◆ **DIRECTIVE**
Every line of the records must be repeated exactly; pictures stay out.

◆ **EXTRACTED DATA**
#####

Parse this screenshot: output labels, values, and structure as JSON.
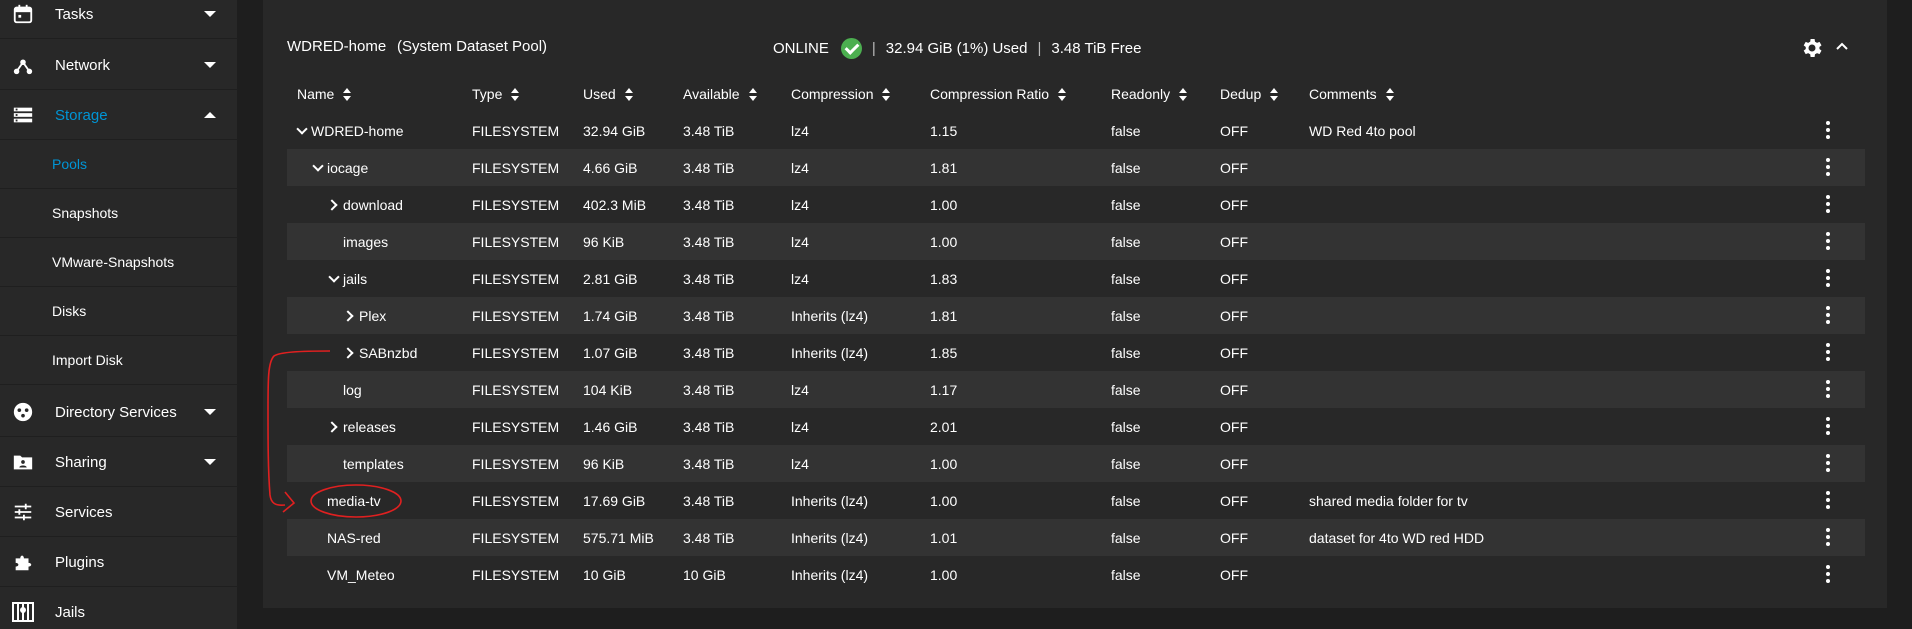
{
  "sidebar": {
    "items": [
      {
        "label": "Tasks",
        "icon": "calendar-icon",
        "caret": "down"
      },
      {
        "label": "Network",
        "icon": "network-icon",
        "caret": "down"
      },
      {
        "label": "Storage",
        "icon": "storage-icon",
        "caret": "up",
        "active": true
      },
      {
        "label": "Directory Services",
        "icon": "directory-services-icon",
        "caret": "down"
      },
      {
        "label": "Sharing",
        "icon": "folder-share-icon",
        "caret": "down"
      },
      {
        "label": "Services",
        "icon": "sliders-icon"
      },
      {
        "label": "Plugins",
        "icon": "puzzle-icon"
      },
      {
        "label": "Jails",
        "icon": "jail-icon"
      }
    ],
    "storage_sub": [
      {
        "label": "Pools",
        "active": true
      },
      {
        "label": "Snapshots"
      },
      {
        "label": "VMware-Snapshots"
      },
      {
        "label": "Disks"
      },
      {
        "label": "Import Disk"
      }
    ]
  },
  "pool": {
    "name": "WDRED-home",
    "type": "(System Dataset Pool)",
    "status": "ONLINE",
    "used": "32.94 GiB (1%) Used",
    "free": "3.48 TiB Free",
    "separator": "|"
  },
  "table": {
    "columns": [
      "Name",
      "Type",
      "Used",
      "Available",
      "Compression",
      "Compression Ratio",
      "Readonly",
      "Dedup",
      "Comments"
    ],
    "rows": [
      {
        "name": "WDRED-home",
        "toggle": "open",
        "type": "FILESYSTEM",
        "used": "32.94 GiB",
        "available": "3.48 TiB",
        "compression": "lz4",
        "ratio": "1.15",
        "readonly": "false",
        "dedup": "OFF",
        "comments": "WD Red 4to pool"
      },
      {
        "name": "iocage",
        "toggle": "open",
        "type": "FILESYSTEM",
        "used": "4.66 GiB",
        "available": "3.48 TiB",
        "compression": "lz4",
        "ratio": "1.81",
        "readonly": "false",
        "dedup": "OFF",
        "comments": ""
      },
      {
        "name": "download",
        "toggle": "closed",
        "type": "FILESYSTEM",
        "used": "402.3 MiB",
        "available": "3.48 TiB",
        "compression": "lz4",
        "ratio": "1.00",
        "readonly": "false",
        "dedup": "OFF",
        "comments": ""
      },
      {
        "name": "images",
        "toggle": "",
        "type": "FILESYSTEM",
        "used": "96 KiB",
        "available": "3.48 TiB",
        "compression": "lz4",
        "ratio": "1.00",
        "readonly": "false",
        "dedup": "OFF",
        "comments": ""
      },
      {
        "name": "jails",
        "toggle": "open",
        "type": "FILESYSTEM",
        "used": "2.81 GiB",
        "available": "3.48 TiB",
        "compression": "lz4",
        "ratio": "1.83",
        "readonly": "false",
        "dedup": "OFF",
        "comments": ""
      },
      {
        "name": "Plex",
        "toggle": "closed",
        "type": "FILESYSTEM",
        "used": "1.74 GiB",
        "available": "3.48 TiB",
        "compression": "Inherits (lz4)",
        "ratio": "1.81",
        "readonly": "false",
        "dedup": "OFF",
        "comments": ""
      },
      {
        "name": "SABnzbd",
        "toggle": "closed",
        "type": "FILESYSTEM",
        "used": "1.07 GiB",
        "available": "3.48 TiB",
        "compression": "Inherits (lz4)",
        "ratio": "1.85",
        "readonly": "false",
        "dedup": "OFF",
        "comments": ""
      },
      {
        "name": "log",
        "toggle": "",
        "type": "FILESYSTEM",
        "used": "104 KiB",
        "available": "3.48 TiB",
        "compression": "lz4",
        "ratio": "1.17",
        "readonly": "false",
        "dedup": "OFF",
        "comments": ""
      },
      {
        "name": "releases",
        "toggle": "closed",
        "type": "FILESYSTEM",
        "used": "1.46 GiB",
        "available": "3.48 TiB",
        "compression": "lz4",
        "ratio": "2.01",
        "readonly": "false",
        "dedup": "OFF",
        "comments": ""
      },
      {
        "name": "templates",
        "toggle": "",
        "type": "FILESYSTEM",
        "used": "96 KiB",
        "available": "3.48 TiB",
        "compression": "lz4",
        "ratio": "1.00",
        "readonly": "false",
        "dedup": "OFF",
        "comments": ""
      },
      {
        "name": "media-tv",
        "toggle": "",
        "type": "FILESYSTEM",
        "used": "17.69 GiB",
        "available": "3.48 TiB",
        "compression": "Inherits (lz4)",
        "ratio": "1.00",
        "readonly": "false",
        "dedup": "OFF",
        "comments": "shared media folder for tv"
      },
      {
        "name": "NAS-red",
        "toggle": "",
        "type": "FILESYSTEM",
        "used": "575.71 MiB",
        "available": "3.48 TiB",
        "compression": "Inherits (lz4)",
        "ratio": "1.01",
        "readonly": "false",
        "dedup": "OFF",
        "comments": "dataset for 4to WD red HDD"
      },
      {
        "name": "VM_Meteo",
        "toggle": "",
        "type": "FILESYSTEM",
        "used": "10 GiB",
        "available": "10 GiB",
        "compression": "Inherits (lz4)",
        "ratio": "1.00",
        "readonly": "false",
        "dedup": "OFF",
        "comments": ""
      }
    ]
  },
  "colors": {
    "accent": "#0095d5",
    "online": "#4caf50",
    "annotation": "#e02020"
  }
}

#####

◆ **CORRECT OUTPUT**
Parse this screenshot: output labels, values, and structure as JSON.
{
  "sidebar": {
    "items": [
      {
        "label": "Tasks",
        "icon": "calendar-icon",
        "caret": "down"
      },
      {
        "label": "Network",
        "icon": "network-icon",
        "caret": "down"
      },
      {
        "label": "Storage",
        "icon": "storage-icon",
        "caret": "up",
        "active": true
      },
      {
        "label": "Directory Services",
        "icon": "directory-services-icon",
        "caret": "down"
      },
      {
        "label": "Sharing",
        "icon": "folder-share-icon",
        "caret": "down"
      },
      {
        "label": "Services",
        "icon": "sliders-icon"
      },
      {
        "label": "Plugins",
        "icon": "puzzle-icon"
      },
      {
        "label": "Jails",
        "icon": "jail-icon"
      }
    ],
    "storage_sub": [
      {
        "label": "Pools",
        "active": true
      },
      {
        "label": "Snapshots"
      },
      {
        "label": "VMware-Snapshots"
      },
      {
        "label": "Disks"
      },
      {
        "label": "Import Disk"
      }
    ]
  },
  "pool": {
    "name": "WDRED-home",
    "type": "(System Dataset Pool)",
    "status": "ONLINE",
    "used": "32.94 GiB (1%) Used",
    "free": "3.48 TiB Free",
    "separator": "|"
  },
  "table": {
    "columns": [
      "Name",
      "Type",
      "Used",
      "Available",
      "Compression",
      "Compression Ratio",
      "Readonly",
      "Dedup",
      "Comments"
    ],
    "rows": [
      {
        "name": "WDRED-home",
        "toggle": "open",
        "type": "FILESYSTEM",
        "used": "32.94 GiB",
        "available": "3.48 TiB",
        "compression": "lz4",
        "ratio": "1.15",
        "readonly": "false",
        "dedup": "OFF",
        "comments": "WD Red 4to pool"
      },
      {
        "name": "iocage",
        "toggle": "open",
        "type": "FILESYSTEM",
        "used": "4.66 GiB",
        "available": "3.48 TiB",
        "compression": "lz4",
        "ratio": "1.81",
        "readonly": "false",
        "dedup": "OFF",
        "comments": ""
      },
      {
        "name": "download",
        "toggle": "closed",
        "type": "FILESYSTEM",
        "used": "402.3 MiB",
        "available": "3.48 TiB",
        "compression": "lz4",
        "ratio": "1.00",
        "readonly": "false",
        "dedup": "OFF",
        "comments": ""
      },
      {
        "name": "images",
        "toggle": "",
        "type": "FILESYSTEM",
        "used": "96 KiB",
        "available": "3.48 TiB",
        "compression": "lz4",
        "ratio": "1.00",
        "readonly": "false",
        "dedup": "OFF",
        "comments": ""
      },
      {
        "name": "jails",
        "toggle": "open",
        "type": "FILESYSTEM",
        "used": "2.81 GiB",
        "available": "3.48 TiB",
        "compression": "lz4",
        "ratio": "1.83",
        "readonly": "false",
        "dedup": "OFF",
        "comments": ""
      },
      {
        "name": "Plex",
        "toggle": "closed",
        "type": "FILESYSTEM",
        "used": "1.74 GiB",
        "available": "3.48 TiB",
        "compression": "Inherits (lz4)",
        "ratio": "1.81",
        "readonly": "false",
        "dedup": "OFF",
        "comments": ""
      },
      {
        "name": "SABnzbd",
        "toggle": "closed",
        "type": "FILESYSTEM",
        "used": "1.07 GiB",
        "available": "3.48 TiB",
        "compression": "Inherits (lz4)",
        "ratio": "1.85",
        "readonly": "false",
        "dedup": "OFF",
        "comments": ""
      },
      {
        "name": "log",
        "toggle": "",
        "type": "FILESYSTEM",
        "used": "104 KiB",
        "available": "3.48 TiB",
        "compression": "lz4",
        "ratio": "1.17",
        "readonly": "false",
        "dedup": "OFF",
        "comments": ""
      },
      {
        "name": "releases",
        "toggle": "closed",
        "type": "FILESYSTEM",
        "used": "1.46 GiB",
        "available": "3.48 TiB",
        "compression": "lz4",
        "ratio": "2.01",
        "readonly": "false",
        "dedup": "OFF",
        "comments": ""
      },
      {
        "name": "templates",
        "toggle": "",
        "type": "FILESYSTEM",
        "used": "96 KiB",
        "available": "3.48 TiB",
        "compression": "lz4",
        "ratio": "1.00",
        "readonly": "false",
        "dedup": "OFF",
        "comments": ""
      },
      {
        "name": "media-tv",
        "toggle": "",
        "type": "FILESYSTEM",
        "used": "17.69 GiB",
        "available": "3.48 TiB",
        "compression": "Inherits (lz4)",
        "ratio": "1.00",
        "readonly": "false",
        "dedup": "OFF",
        "comments": "shared media folder for tv"
      },
      {
        "name": "NAS-red",
        "toggle": "",
        "type": "FILESYSTEM",
        "used": "575.71 MiB",
        "available": "3.48 TiB",
        "compression": "Inherits (lz4)",
        "ratio": "1.01",
        "readonly": "false",
        "dedup": "OFF",
        "comments": "dataset for 4to WD red HDD"
      },
      {
        "name": "VM_Meteo",
        "toggle": "",
        "type": "FILESYSTEM",
        "used": "10 GiB",
        "available": "10 GiB",
        "compression": "Inherits (lz4)",
        "ratio": "1.00",
        "readonly": "false",
        "dedup": "OFF",
        "comments": ""
      }
    ]
  },
  "colors": {
    "accent": "#0095d5",
    "online": "#4caf50",
    "annotation": "#e02020"
  }
}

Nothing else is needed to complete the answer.